[Data entries]
-------
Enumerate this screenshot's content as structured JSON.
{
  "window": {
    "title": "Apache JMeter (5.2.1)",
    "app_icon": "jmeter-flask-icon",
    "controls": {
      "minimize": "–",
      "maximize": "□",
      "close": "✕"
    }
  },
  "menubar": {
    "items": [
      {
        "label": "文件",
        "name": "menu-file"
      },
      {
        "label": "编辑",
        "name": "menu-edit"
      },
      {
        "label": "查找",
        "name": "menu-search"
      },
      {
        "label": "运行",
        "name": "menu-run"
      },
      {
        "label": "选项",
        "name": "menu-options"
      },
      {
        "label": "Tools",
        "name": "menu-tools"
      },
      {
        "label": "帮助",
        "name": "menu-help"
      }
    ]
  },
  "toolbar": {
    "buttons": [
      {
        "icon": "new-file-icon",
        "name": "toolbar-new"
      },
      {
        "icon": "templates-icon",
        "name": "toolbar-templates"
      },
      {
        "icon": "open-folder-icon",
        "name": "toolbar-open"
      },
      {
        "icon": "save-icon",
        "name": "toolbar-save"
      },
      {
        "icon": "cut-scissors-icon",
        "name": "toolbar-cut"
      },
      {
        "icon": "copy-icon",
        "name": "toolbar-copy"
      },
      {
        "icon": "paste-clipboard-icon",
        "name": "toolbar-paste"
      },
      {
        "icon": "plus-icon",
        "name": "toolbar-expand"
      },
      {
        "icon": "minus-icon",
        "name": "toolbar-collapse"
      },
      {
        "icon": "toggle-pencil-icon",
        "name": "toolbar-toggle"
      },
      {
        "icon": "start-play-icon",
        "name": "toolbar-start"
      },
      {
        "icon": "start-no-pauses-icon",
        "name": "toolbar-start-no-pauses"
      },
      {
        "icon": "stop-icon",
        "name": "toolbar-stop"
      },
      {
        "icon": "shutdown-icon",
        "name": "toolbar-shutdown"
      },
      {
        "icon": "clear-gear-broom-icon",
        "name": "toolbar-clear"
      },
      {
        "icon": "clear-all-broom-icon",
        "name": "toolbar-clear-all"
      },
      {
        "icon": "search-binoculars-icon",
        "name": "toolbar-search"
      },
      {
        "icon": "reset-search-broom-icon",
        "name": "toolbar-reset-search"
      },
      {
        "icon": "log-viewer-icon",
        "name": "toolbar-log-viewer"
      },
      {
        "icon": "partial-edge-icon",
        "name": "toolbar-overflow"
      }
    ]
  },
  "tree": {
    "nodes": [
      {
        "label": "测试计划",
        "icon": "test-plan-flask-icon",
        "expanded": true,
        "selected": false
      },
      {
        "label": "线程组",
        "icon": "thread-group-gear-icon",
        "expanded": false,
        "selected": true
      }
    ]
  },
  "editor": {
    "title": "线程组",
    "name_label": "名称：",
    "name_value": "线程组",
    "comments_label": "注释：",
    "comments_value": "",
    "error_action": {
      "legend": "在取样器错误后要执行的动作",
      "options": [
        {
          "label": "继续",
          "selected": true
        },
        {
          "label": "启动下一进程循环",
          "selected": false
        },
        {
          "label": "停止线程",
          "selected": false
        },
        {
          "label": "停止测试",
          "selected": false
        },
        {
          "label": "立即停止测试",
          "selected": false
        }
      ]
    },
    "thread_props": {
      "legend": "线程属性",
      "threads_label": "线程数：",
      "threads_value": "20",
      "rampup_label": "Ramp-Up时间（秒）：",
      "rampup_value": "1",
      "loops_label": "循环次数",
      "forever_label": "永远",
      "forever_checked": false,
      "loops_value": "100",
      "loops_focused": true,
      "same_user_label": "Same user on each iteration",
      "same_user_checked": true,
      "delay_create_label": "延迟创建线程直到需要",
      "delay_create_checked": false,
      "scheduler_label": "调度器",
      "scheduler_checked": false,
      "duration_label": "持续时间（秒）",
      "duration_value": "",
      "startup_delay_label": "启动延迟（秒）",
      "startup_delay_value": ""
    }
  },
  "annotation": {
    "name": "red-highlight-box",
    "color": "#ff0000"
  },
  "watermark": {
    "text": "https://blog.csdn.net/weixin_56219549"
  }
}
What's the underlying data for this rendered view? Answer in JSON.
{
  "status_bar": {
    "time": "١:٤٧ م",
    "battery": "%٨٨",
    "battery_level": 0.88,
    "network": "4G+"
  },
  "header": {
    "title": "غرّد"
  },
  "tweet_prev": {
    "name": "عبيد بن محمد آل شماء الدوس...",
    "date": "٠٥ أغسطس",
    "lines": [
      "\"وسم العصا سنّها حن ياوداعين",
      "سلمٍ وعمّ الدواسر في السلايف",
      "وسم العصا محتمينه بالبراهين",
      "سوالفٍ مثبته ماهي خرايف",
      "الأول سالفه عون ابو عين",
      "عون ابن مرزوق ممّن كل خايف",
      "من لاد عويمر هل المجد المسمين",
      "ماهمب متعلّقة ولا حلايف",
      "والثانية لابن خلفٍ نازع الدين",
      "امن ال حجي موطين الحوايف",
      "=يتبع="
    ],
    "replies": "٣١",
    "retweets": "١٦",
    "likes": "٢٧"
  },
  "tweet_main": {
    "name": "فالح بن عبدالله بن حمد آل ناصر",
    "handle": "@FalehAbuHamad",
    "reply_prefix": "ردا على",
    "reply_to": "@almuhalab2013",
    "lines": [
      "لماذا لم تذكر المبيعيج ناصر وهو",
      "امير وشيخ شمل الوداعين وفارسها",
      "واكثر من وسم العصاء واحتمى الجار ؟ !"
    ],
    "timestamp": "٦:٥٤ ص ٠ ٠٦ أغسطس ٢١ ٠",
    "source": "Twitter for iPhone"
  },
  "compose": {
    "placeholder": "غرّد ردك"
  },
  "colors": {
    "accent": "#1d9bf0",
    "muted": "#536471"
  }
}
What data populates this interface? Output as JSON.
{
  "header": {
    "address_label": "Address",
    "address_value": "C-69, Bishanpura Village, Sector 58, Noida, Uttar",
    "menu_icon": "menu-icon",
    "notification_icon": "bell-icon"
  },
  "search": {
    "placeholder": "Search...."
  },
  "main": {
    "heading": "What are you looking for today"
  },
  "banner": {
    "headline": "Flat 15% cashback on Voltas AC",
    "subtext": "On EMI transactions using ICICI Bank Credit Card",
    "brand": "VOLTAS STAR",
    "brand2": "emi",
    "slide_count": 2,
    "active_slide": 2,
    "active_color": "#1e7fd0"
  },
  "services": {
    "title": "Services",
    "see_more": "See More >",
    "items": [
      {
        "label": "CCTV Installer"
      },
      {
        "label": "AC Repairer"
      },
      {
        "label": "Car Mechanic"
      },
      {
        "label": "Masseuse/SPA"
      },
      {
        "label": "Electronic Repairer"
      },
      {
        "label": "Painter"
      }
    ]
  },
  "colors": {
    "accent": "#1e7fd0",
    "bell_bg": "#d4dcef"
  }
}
-------
EXERCISE INSTRUCTIONS: Go through the records and print each one exactly.

ANSWER TO THE TASK:
Enumerate this screenshot's content as structured JSON.
{
  "window": {
    "title": "Apache JMeter (5.2.1)",
    "app_icon": "jmeter-flask-icon",
    "controls": {
      "minimize": "–",
      "maximize": "□",
      "close": "✕"
    }
  },
  "menubar": {
    "items": [
      {
        "label": "文件",
        "name": "menu-file"
      },
      {
        "label": "编辑",
        "name": "menu-edit"
      },
      {
        "label": "查找",
        "name": "menu-search"
      },
      {
        "label": "运行",
        "name": "menu-run"
      },
      {
        "label": "选项",
        "name": "menu-options"
      },
      {
        "label": "Tools",
        "name": "menu-tools"
      },
      {
        "label": "帮助",
        "name": "menu-help"
      }
    ]
  },
  "toolbar": {
    "buttons": [
      {
        "icon": "new-file-icon",
        "name": "toolbar-new"
      },
      {
        "icon": "templates-icon",
        "name": "toolbar-templates"
      },
      {
        "icon": "open-folder-icon",
        "name": "toolbar-open"
      },
      {
        "icon": "save-icon",
        "name": "toolbar-save"
      },
      {
        "icon": "cut-scissors-icon",
        "name": "toolbar-cut"
      },
      {
        "icon": "copy-icon",
        "name": "toolbar-copy"
      },
      {
        "icon": "paste-clipboard-icon",
        "name": "toolbar-paste"
      },
      {
        "icon": "plus-icon",
        "name": "toolbar-expand"
      },
      {
        "icon": "minus-icon",
        "name": "toolbar-collapse"
      },
      {
        "icon": "toggle-pencil-icon",
        "name": "toolbar-toggle"
      },
      {
        "icon": "start-play-icon",
        "name": "toolbar-start"
      },
      {
        "icon": "start-no-pauses-icon",
        "name": "toolbar-start-no-pauses"
      },
      {
        "icon": "stop-icon",
        "name": "toolbar-stop"
      },
      {
        "icon": "shutdown-icon",
        "name": "toolbar-shutdown"
      },
      {
        "icon": "clear-gear-broom-icon",
        "name": "toolbar-clear"
      },
      {
        "icon": "clear-all-broom-icon",
        "name": "toolbar-clear-all"
      },
      {
        "icon": "search-binoculars-icon",
        "name": "toolbar-search"
      },
      {
        "icon": "reset-search-broom-icon",
        "name": "toolbar-reset-search"
      },
      {
        "icon": "log-viewer-icon",
        "name": "toolbar-log-viewer"
      },
      {
        "icon": "partial-edge-icon",
        "name": "toolbar-overflow"
      }
    ]
  },
  "tree": {
    "nodes": [
      {
        "label": "测试计划",
        "icon": "test-plan-flask-icon",
        "expanded": true,
        "selected": false
      },
      {
        "label": "线程组",
        "icon": "thread-group-gear-icon",
        "expanded": false,
        "selected": true
      }
    ]
  },
  "editor": {
    "title": "线程组",
    "name_label": "名称：",
    "name_value": "线程组",
    "comments_label": "注释：",
    "comments_value": "",
    "error_action": {
      "legend": "在取样器错误后要执行的动作",
      "options": [
        {
          "label": "继续",
          "selected": true
        },
        {
          "label": "启动下一进程循环",
          "selected": false
        },
        {
          "label": "停止线程",
          "selected": false
        },
        {
          "label": "停止测试",
          "selected": false
        },
        {
          "label": "立即停止测试",
          "selected": false
        }
      ]
    },
    "thread_props": {
      "legend": "线程属性",
      "threads_label": "线程数：",
      "threads_value": "20",
      "rampup_label": "Ramp-Up时间（秒）：",
      "rampup_value": "1",
      "loops_label": "循环次数",
      "forever_label": "永远",
      "forever_checked": false,
      "loops_value": "100",
      "loops_focused": true,
      "same_user_label": "Same user on each iteration",
      "same_user_checked": true,
      "delay_create_label": "延迟创建线程直到需要",
      "delay_create_checked": false,
      "scheduler_label": "调度器",
      "scheduler_checked": false,
      "duration_label": "持续时间（秒）",
      "duration_value": "",
      "startup_delay_label": "启动延迟（秒）",
      "startup_delay_value": ""
    }
  },
  "annotation": {
    "name": "red-highlight-box",
    "color": "#ff0000"
  },
  "watermark": {
    "text": "https://blog.csdn.net/weixin_56219549"
  }
}
What's the underlying data for this rendered view? Answer in JSON.
{
  "status_bar": {
    "time": "١:٤٧ م",
    "battery": "%٨٨",
    "battery_level": 0.88,
    "network": "4G+"
  },
  "header": {
    "title": "غرّد"
  },
  "tweet_prev": {
    "name": "عبيد بن محمد آل شماء الدوس...",
    "date": "٠٥ أغسطس",
    "lines": [
      "\"وسم العصا سنّها حن ياوداعين",
      "سلمٍ وعمّ الدواسر في السلايف",
      "وسم العصا محتمينه بالبراهين",
      "سوالفٍ مثبته ماهي خرايف",
      "الأول سالفه عون ابو عين",
      "عون ابن مرزوق ممّن كل خايف",
      "من لاد عويمر هل المجد المسمين",
      "ماهمب متعلّقة ولا حلايف",
      "والثانية لابن خلفٍ نازع الدين",
      "امن ال حجي موطين الحوايف",
      "=يتبع="
    ],
    "replies": "٣١",
    "retweets": "١٦",
    "likes": "٢٧"
  },
  "tweet_main": {
    "name": "فالح بن عبدالله بن حمد آل ناصر",
    "handle": "@FalehAbuHamad",
    "reply_prefix": "ردا على",
    "reply_to": "@almuhalab2013",
    "lines": [
      "لماذا لم تذكر المبيعيج ناصر وهو",
      "امير وشيخ شمل الوداعين وفارسها",
      "واكثر من وسم العصاء واحتمى الجار ؟ !"
    ],
    "timestamp": "٦:٥٤ ص ٠ ٠٦ أغسطس ٢١ ٠",
    "source": "Twitter for iPhone"
  },
  "compose": {
    "placeholder": "غرّد ردك"
  },
  "colors": {
    "accent": "#1d9bf0",
    "muted": "#536471"
  }
}
What data populates this interface? Output as JSON.
{
  "header": {
    "address_label": "Address",
    "address_value": "C-69, Bishanpura Village, Sector 58, Noida, Uttar",
    "menu_icon": "menu-icon",
    "notification_icon": "bell-icon"
  },
  "search": {
    "placeholder": "Search...."
  },
  "main": {
    "heading": "What are you looking for today"
  },
  "banner": {
    "headline": "Flat 15% cashback on Voltas AC",
    "subtext": "On EMI transactions using ICICI Bank Credit Card",
    "brand": "VOLTAS STAR",
    "brand2": "emi",
    "slide_count": 2,
    "active_slide": 2,
    "active_color": "#1e7fd0"
  },
  "services": {
    "title": "Services",
    "see_more": "See More >",
    "items": [
      {
        "label": "CCTV Installer"
      },
      {
        "label": "AC Repairer"
      },
      {
        "label": "Car Mechanic"
      },
      {
        "label": "Masseuse/SPA"
      },
      {
        "label": "Electronic Repairer"
      },
      {
        "label": "Painter"
      }
    ]
  },
  "colors": {
    "accent": "#1e7fd0",
    "bell_bg": "#d4dcef"
  }
}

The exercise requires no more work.